** Records to process **
= = = =

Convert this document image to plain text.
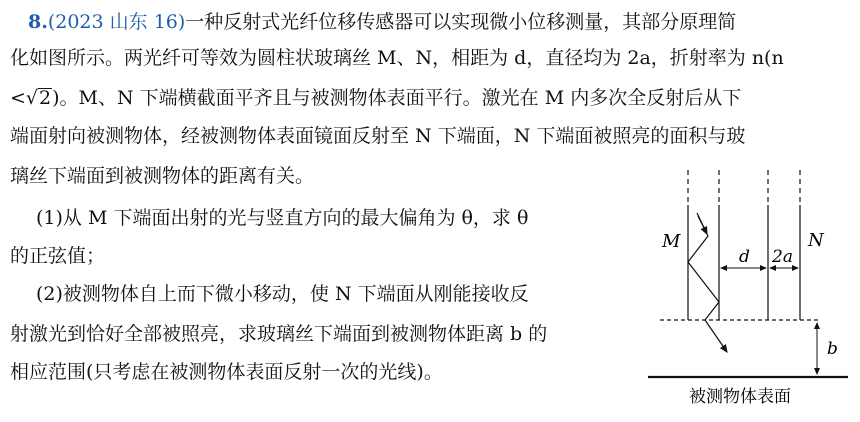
8.(2023 山东 16)一种反射式光纤位移传感器可以实现微小位移测量，其部分原理简
化如图所示。两光纤可等效为圆柱状玻璃丝 M、N，相距为 d，直径均为 2a，折射率为 n(n
<√2)。M、N 下端横截面平齐且与被测物体表面平行。激光在 M 内多次全反射后从下
端面射向被测物体，经被测物体表面镜面反射至 N 下端面，N 下端面被照亮的面积与玻
璃丝下端面到被测物体的距离有关。
(1)从 M 下端面出射的光与竖直方向的最大偏角为 θ，求 θ
的正弦值；
(2)被测物体自上而下微小移动，使 N 下端面从刚能接收反
射激光到恰好全部被照亮，求玻璃丝下端面到被测物体距离 b 的
相应范围(只考虑在被测物体表面反射一次的光线)。
M	N
d 2a
b
被测物体表面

= = = =

** Task statement **
Quote the preceding listing precisely and completely, omitting its images.

** Full answer **
Convert this document image to plain text.
8.(2023 山东 16)一种反射式光纤位移传感器可以实现微小位移测量，其部分原理简
化如图所示。两光纤可等效为圆柱状玻璃丝 M、N，相距为 d，直径均为 2a，折射率为 n(n
<√2)。M、N 下端横截面平齐且与被测物体表面平行。激光在 M 内多次全反射后从下
端面射向被测物体，经被测物体表面镜面反射至 N 下端面，N 下端面被照亮的面积与玻
璃丝下端面到被测物体的距离有关。
(1)从 M 下端面出射的光与竖直方向的最大偏角为 θ，求 θ
的正弦值；
(2)被测物体自上而下微小移动，使 N 下端面从刚能接收反
射激光到恰好全部被照亮，求玻璃丝下端面到被测物体距离 b 的
相应范围(只考虑在被测物体表面反射一次的光线)。
M	N
d 2a
b
被测物体表面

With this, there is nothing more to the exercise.